* START *
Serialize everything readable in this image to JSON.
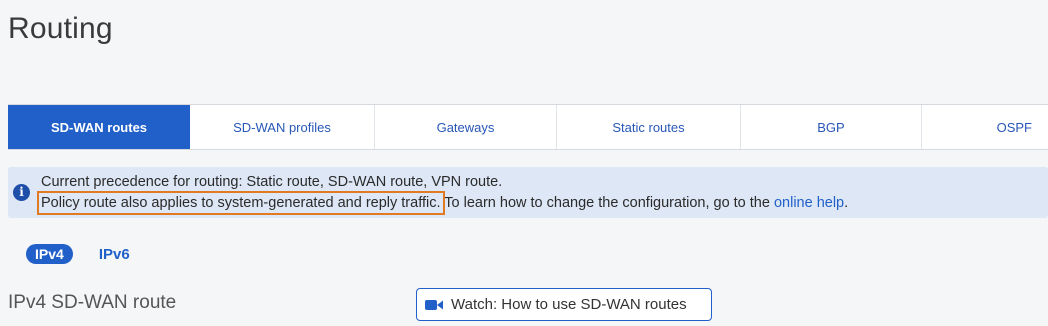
{
  "page": {
    "title": "Routing"
  },
  "tabs": [
    {
      "label": "SD-WAN routes",
      "active": true
    },
    {
      "label": "SD-WAN profiles",
      "active": false
    },
    {
      "label": "Gateways",
      "active": false
    },
    {
      "label": "Static routes",
      "active": false
    },
    {
      "label": "BGP",
      "active": false
    },
    {
      "label": "OSPF",
      "active": false
    }
  ],
  "info_banner": {
    "icon": "info-icon",
    "icon_glyph": "i",
    "line1": "Current precedence for routing: Static route, SD-WAN route, VPN route.",
    "line2_highlighted": "Policy route also applies to system-generated and reply traffic.",
    "line2_rest": " To learn how to change the configuration, go to the ",
    "help_link": "online help",
    "line2_end": ".",
    "highlight_color": "#e07b22"
  },
  "ip_toggle": {
    "ipv4": "IPv4",
    "ipv6": "IPv6",
    "selected": "IPv4"
  },
  "section": {
    "title": "IPv4 SD-WAN route"
  },
  "watch_button": {
    "icon": "video-camera-icon",
    "label": "Watch: How to use SD-WAN routes"
  },
  "colors": {
    "accent": "#2160c9",
    "banner_bg": "#dde7f5",
    "page_bg": "#f5f6f8"
  }
}
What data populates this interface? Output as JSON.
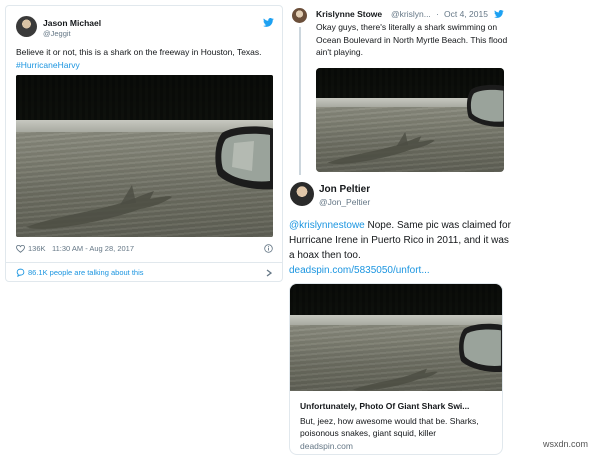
{
  "left_tweet": {
    "name": "Jason Michael",
    "handle": "@Jeggit",
    "text_plain": "Believe it or not, this is a shark on the freeway in Houston, Texas. ",
    "hashtag": "#HurricaneHarvy",
    "likes": "136K",
    "timestamp": "11:30 AM - Aug 28, 2017",
    "conversation": "86.1K people are talking about this"
  },
  "reply_tweet": {
    "name": "Krislynne Stowe",
    "handle": "@krislyn...",
    "date": "Oct 4, 2015",
    "text": "Okay guys, there's literally a shark swimming on Ocean Boulevard in North Myrtle Beach. This flood ain't playing."
  },
  "main_tweet": {
    "name": "Jon Peltier",
    "handle": "@Jon_Peltier",
    "mention": "@krislynnestowe",
    "text": " Nope. Same pic was claimed for Hurricane Irene in Puerto Rico in 2011, and it was a hoax then too.",
    "link": "deadspin.com/5835050/unfort..."
  },
  "link_card": {
    "title": "Unfortunately, Photo Of Giant Shark Swi...",
    "description": "But, jeez, how awesome would that be. Sharks, poisonous snakes, giant squid, killer",
    "domain": "deadspin.com"
  },
  "watermark": "wsxdn.com",
  "colors": {
    "twitter_blue": "#1da1f2",
    "link_blue": "#1b95e0",
    "muted": "#657786",
    "border": "#e1e8ed"
  },
  "icons": [
    "twitter-bird-icon",
    "heart-icon",
    "info-icon",
    "comment-icon",
    "chevron-right-icon"
  ]
}
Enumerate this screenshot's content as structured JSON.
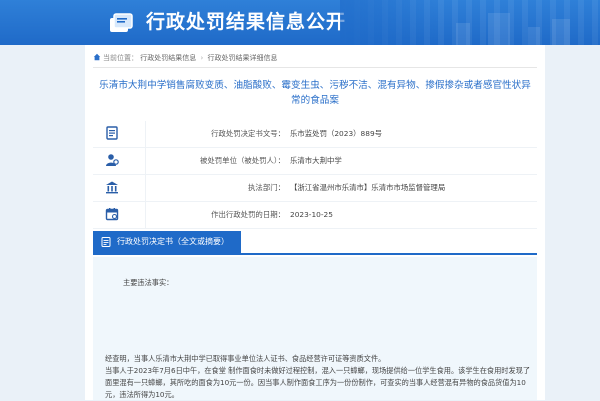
{
  "header": {
    "title": "行政处罚结果信息公开",
    "logo_icon": "books-icon",
    "colors": {
      "primary": "#1f6ac8",
      "light": "#eaf1f8"
    }
  },
  "breadcrumb": {
    "label": "当前位置：",
    "items": [
      "行政处罚结果信息",
      "行政处罚结果详细信息"
    ]
  },
  "case": {
    "title": "乐清市大荆中学销售腐败变质、油脂酸败、霉变生虫、污秽不洁、混有异物、掺假掺杂或者感官性状异常的食品案"
  },
  "info": [
    {
      "icon": "document-icon",
      "label": "行政处罚决定书文号：",
      "value": "乐市监处罚（2023）889号"
    },
    {
      "icon": "user-icon",
      "label": "被处罚单位（被处罚人）：",
      "value": "乐清市大荆中学"
    },
    {
      "icon": "building-icon",
      "label": "执法部门：",
      "value": "【浙江省温州市乐清市】乐清市市场监督管理局"
    },
    {
      "icon": "calendar-icon",
      "label": "作出行政处罚的日期：",
      "value": "2023-10-25"
    }
  ],
  "decision": {
    "tab_label": "行政处罚决定书（全文或摘要）",
    "tab_icon": "document-list-icon",
    "fact_label": "主要违法事实：",
    "paragraphs": [
      "经查明，当事人乐清市大荆中学已取得事业单位法人证书、食品经营许可证等资质文件。",
      "当事人于2023年7月6日中午，在食堂 制作面食时未做好过程控制，混入一只蟑螂，现场提供给一位学生食用。该学生在食用时发现了面里混有一只蟑螂，其所吃的面食为10元一份。因当事人制作面食工序为一份份制作，可查实的当事人经营混有异物的食品货值为10元，违法所得为10元。"
    ]
  }
}
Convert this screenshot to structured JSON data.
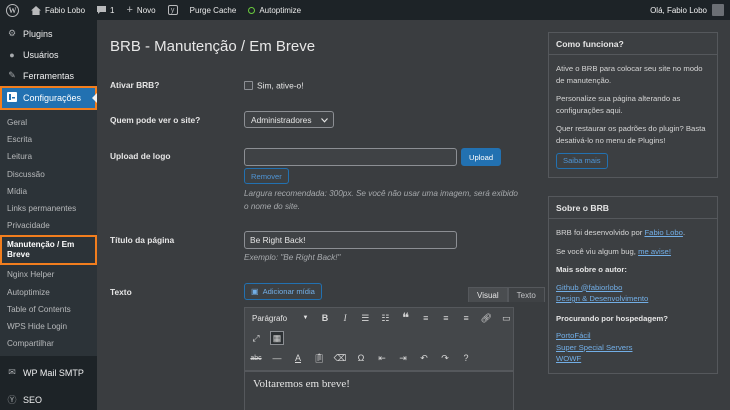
{
  "adminbar": {
    "site_name": "Fabio Lobo",
    "comments_count": "1",
    "new_label": "Novo",
    "purge_cache": "Purge Cache",
    "autoptimize": "Autoptimize",
    "greeting": "Olá, Fabio Lobo"
  },
  "sidebar": {
    "top_items": [
      {
        "label": "Plugins",
        "icon": "plugin-icon"
      },
      {
        "label": "Usuários",
        "icon": "users-icon"
      },
      {
        "label": "Ferramentas",
        "icon": "tools-icon"
      }
    ],
    "current": {
      "label": "Configurações",
      "icon": "settings-icon"
    },
    "submenu": [
      "Geral",
      "Escrita",
      "Leitura",
      "Discussão",
      "Mídia",
      "Links permanentes",
      "Privacidade"
    ],
    "submenu_current": "Manutenção / Em Breve",
    "submenu_after": [
      "Nginx Helper",
      "Autoptimize",
      "Table of Contents",
      "WPS Hide Login",
      "Compartilhar"
    ],
    "bottom_items": [
      {
        "label": "WP Mail SMTP",
        "icon": "mail-icon"
      },
      {
        "label": "SEO",
        "icon": "seo-icon"
      }
    ]
  },
  "main": {
    "title": "BRB - Manutenção / Em Breve",
    "ativar_label": "Ativar BRB?",
    "ativar_checkbox": "Sim, ative-o!",
    "quem_label": "Quem pode ver o site?",
    "quem_value": "Administradores",
    "upload_label": "Upload de logo",
    "upload_value": "",
    "upload_button": "Upload",
    "remover_button": "Remover",
    "upload_hint": "Largura recomendada: 300px. Se você não usar uma imagem, será exibido o nome do site.",
    "titulo_label": "Título da página",
    "titulo_value": "Be Right Back!",
    "titulo_hint": "Exemplo: \"Be Right Back!\"",
    "texto_label": "Texto",
    "add_media": "Adicionar mídia",
    "tab_visual": "Visual",
    "tab_texto": "Texto",
    "format_select": "Parágrafo",
    "editor_content": "Voltaremos em breve!"
  },
  "panels": {
    "como": {
      "title": "Como funciona?",
      "p1": "Ative o BRB para colocar seu site no modo de manutenção.",
      "p2": "Personalize sua página alterando as configurações aqui.",
      "p3": "Quer restaurar os padrões do plugin? Basta desativá-lo no menu de Plugins!",
      "button": "Saiba mais"
    },
    "sobre": {
      "title": "Sobre o BRB",
      "dev_text": "BRB foi desenvolvido por",
      "dev_link": "Fabio Lobo",
      "bug_text": "Se você viu algum bug,",
      "bug_link": "me avise!",
      "autor_heading": "Mais sobre o autor:",
      "autor_links": [
        "Github @fabiorlobo",
        "Design & Desenvolvimento"
      ],
      "hosting_heading": "Procurando por hospedagem?",
      "hosting_links": [
        "PortoFácil",
        "Super Special Servers",
        "WOWF"
      ]
    }
  },
  "colors": {
    "accent": "#2271b1",
    "highlight": "#f27e1e",
    "link": "#72aee6"
  }
}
* END *
What needs to be done: Pictures in the records must not appear in the copy; transcribe everything else precisely.

Result:
Serialize everything readable in this image to JSON.
{
  "page": {
    "title": "Routing"
  },
  "tabs": [
    {
      "label": "SD-WAN routes",
      "active": true
    },
    {
      "label": "SD-WAN profiles",
      "active": false
    },
    {
      "label": "Gateways",
      "active": false
    },
    {
      "label": "Static routes",
      "active": false
    },
    {
      "label": "BGP",
      "active": false
    },
    {
      "label": "OSPF",
      "active": false
    }
  ],
  "info_banner": {
    "icon": "info-icon",
    "icon_glyph": "i",
    "line1": "Current precedence for routing: Static route, SD-WAN route, VPN route.",
    "line2_highlighted": "Policy route also applies to system-generated and reply traffic.",
    "line2_rest": " To learn how to change the configuration, go to the ",
    "help_link": "online help",
    "line2_end": ".",
    "highlight_color": "#e07b22"
  },
  "ip_toggle": {
    "ipv4": "IPv4",
    "ipv6": "IPv6",
    "selected": "IPv4"
  },
  "section": {
    "title": "IPv4 SD-WAN route"
  },
  "watch_button": {
    "icon": "video-camera-icon",
    "label": "Watch: How to use SD-WAN routes"
  },
  "colors": {
    "accent": "#2160c9",
    "banner_bg": "#dde7f5",
    "page_bg": "#f5f6f8"
  }
}
What data populates this interface? Output as JSON.
{
  "left_tweet": {
    "name": "Jason Michael",
    "handle": "@Jeggit",
    "text_plain": "Believe it or not, this is a shark on the freeway in Houston, Texas. ",
    "hashtag": "#HurricaneHarvy",
    "likes": "136K",
    "timestamp": "11:30 AM - Aug 28, 2017",
    "conversation": "86.1K people are talking about this"
  },
  "reply_tweet": {
    "name": "Krislynne Stowe",
    "handle": "@krislyn...",
    "date": "Oct 4, 2015",
    "text": "Okay guys, there's literally a shark swimming on Ocean Boulevard in North Myrtle Beach. This flood ain't playing."
  },
  "main_tweet": {
    "name": "Jon Peltier",
    "handle": "@Jon_Peltier",
    "mention": "@krislynnestowe",
    "text": " Nope. Same pic was claimed for Hurricane Irene in Puerto Rico in 2011, and it was a hoax then too.",
    "link": "deadspin.com/5835050/unfort..."
  },
  "link_card": {
    "title": "Unfortunately, Photo Of Giant Shark Swi...",
    "description": "But, jeez, how awesome would that be. Sharks, poisonous snakes, giant squid, killer",
    "domain": "deadspin.com"
  },
  "watermark": "wsxdn.com",
  "colors": {
    "twitter_blue": "#1da1f2",
    "link_blue": "#1b95e0",
    "muted": "#657786",
    "border": "#e1e8ed"
  },
  "icons": [
    "twitter-bird-icon",
    "heart-icon",
    "info-icon",
    "comment-icon",
    "chevron-right-icon"
  ]
}
Enumerate this screenshot's content as structured JSON.
{
  "header": {
    "title": "行政处罚结果信息公开",
    "logo_icon": "books-icon",
    "colors": {
      "primary": "#1f6ac8",
      "light": "#eaf1f8"
    }
  },
  "breadcrumb": {
    "label": "当前位置：",
    "items": [
      "行政处罚结果信息",
      "行政处罚结果详细信息"
    ]
  },
  "case": {
    "title": "乐清市大荆中学销售腐败变质、油脂酸败、霉变生虫、污秽不洁、混有异物、掺假掺杂或者感官性状异常的食品案"
  },
  "info": [
    {
      "icon": "document-icon",
      "label": "行政处罚决定书文号：",
      "value": "乐市监处罚（2023）889号"
    },
    {
      "icon": "user-icon",
      "label": "被处罚单位（被处罚人）：",
      "value": "乐清市大荆中学"
    },
    {
      "icon": "building-icon",
      "label": "执法部门：",
      "value": "【浙江省温州市乐清市】乐清市市场监督管理局"
    },
    {
      "icon": "calendar-icon",
      "label": "作出行政处罚的日期：",
      "value": "2023-10-25"
    }
  ],
  "decision": {
    "tab_label": "行政处罚决定书（全文或摘要）",
    "tab_icon": "document-list-icon",
    "fact_label": "主要违法事实：",
    "paragraphs": [
      "经查明，当事人乐清市大荆中学已取得事业单位法人证书、食品经营许可证等资质文件。",
      "当事人于2023年7月6日中午，在食堂 制作面食时未做好过程控制，混入一只蟑螂，现场提供给一位学生食用。该学生在食用时发现了面里混有一只蟑螂，其所吃的面食为10元一份。因当事人制作面食工序为一份份制作，可查实的当事人经营混有异物的食品货值为10元，违法所得为10元。"
    ]
  }
}
Convert this screenshot to structured JSON data.
{
  "adminbar": {
    "site_name": "Fabio Lobo",
    "comments_count": "1",
    "new_label": "Novo",
    "purge_cache": "Purge Cache",
    "autoptimize": "Autoptimize",
    "greeting": "Olá, Fabio Lobo"
  },
  "sidebar": {
    "top_items": [
      {
        "label": "Plugins",
        "icon": "plugin-icon"
      },
      {
        "label": "Usuários",
        "icon": "users-icon"
      },
      {
        "label": "Ferramentas",
        "icon": "tools-icon"
      }
    ],
    "current": {
      "label": "Configurações",
      "icon": "settings-icon"
    },
    "submenu": [
      "Geral",
      "Escrita",
      "Leitura",
      "Discussão",
      "Mídia",
      "Links permanentes",
      "Privacidade"
    ],
    "submenu_current": "Manutenção / Em Breve",
    "submenu_after": [
      "Nginx Helper",
      "Autoptimize",
      "Table of Contents",
      "WPS Hide Login",
      "Compartilhar"
    ],
    "bottom_items": [
      {
        "label": "WP Mail SMTP",
        "icon": "mail-icon"
      },
      {
        "label": "SEO",
        "icon": "seo-icon"
      }
    ]
  },
  "main": {
    "title": "BRB - Manutenção / Em Breve",
    "ativar_label": "Ativar BRB?",
    "ativar_checkbox": "Sim, ative-o!",
    "quem_label": "Quem pode ver o site?",
    "quem_value": "Administradores",
    "upload_label": "Upload de logo",
    "upload_value": "",
    "upload_button": "Upload",
    "remover_button": "Remover",
    "upload_hint": "Largura recomendada: 300px. Se você não usar uma imagem, será exibido o nome do site.",
    "titulo_label": "Título da página",
    "titulo_value": "Be Right Back!",
    "titulo_hint": "Exemplo: \"Be Right Back!\"",
    "texto_label": "Texto",
    "add_media": "Adicionar mídia",
    "tab_visual": "Visual",
    "tab_texto": "Texto",
    "format_select": "Parágrafo",
    "editor_content": "Voltaremos em breve!"
  },
  "panels": {
    "como": {
      "title": "Como funciona?",
      "p1": "Ative o BRB para colocar seu site no modo de manutenção.",
      "p2": "Personalize sua página alterando as configurações aqui.",
      "p3": "Quer restaurar os padrões do plugin? Basta desativá-lo no menu de Plugins!",
      "button": "Saiba mais"
    },
    "sobre": {
      "title": "Sobre o BRB",
      "dev_text": "BRB foi desenvolvido por",
      "dev_link": "Fabio Lobo",
      "bug_text": "Se você viu algum bug,",
      "bug_link": "me avise!",
      "autor_heading": "Mais sobre o autor:",
      "autor_links": [
        "Github @fabiorlobo",
        "Design & Desenvolvimento"
      ],
      "hosting_heading": "Procurando por hospedagem?",
      "hosting_links": [
        "PortoFácil",
        "Super Special Servers",
        "WOWF"
      ]
    }
  },
  "colors": {
    "accent": "#2271b1",
    "highlight": "#f27e1e",
    "link": "#72aee6"
  }
}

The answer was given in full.